• GIVEN REQUEST:
Copy every line with the string "aarde" in it.

▼▼▼

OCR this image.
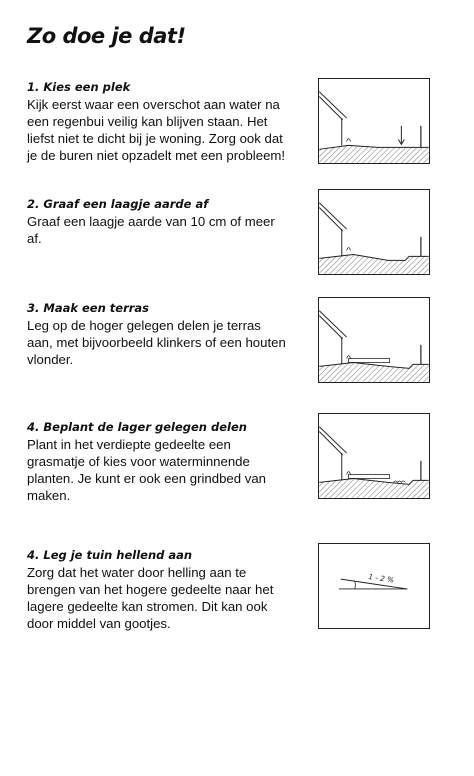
Zo doe je dat!

1. Kies een plek

Kijk eerst waar een overschot aan water na een regenbui veilig kan blijven staan. Het liefst niet te dicht bij je woning. Zorg ook dat je de buren niet opzadelt met een probleem!

2. Graaf een laagje aarde af

Graaf een laagje aarde van 10 cm of meer af.

3. Maak een terras

Leg op de hoger gelegen delen je terras aan, met bijvoorbeeld klinkers of een houten vlonder.

4. Beplant de lager gelegen delen

Plant in het verdiepte gedeelte een grasmatje of kies voor waterminnende planten. Je kunt er ook een grindbed van maken.

4. Leg je tuin hellend aan

Zorg dat het water door helling aan te brengen van het hogere gedeelte naar het lagere gedeelte kan stromen. Dit kan ook door middel van gootjes.

1 - 2 %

▲▲▲

• EXPECTED ANSWER:
2. Graaf een laagje aarde af
Graaf een laagje aarde van 10 cm of meer af.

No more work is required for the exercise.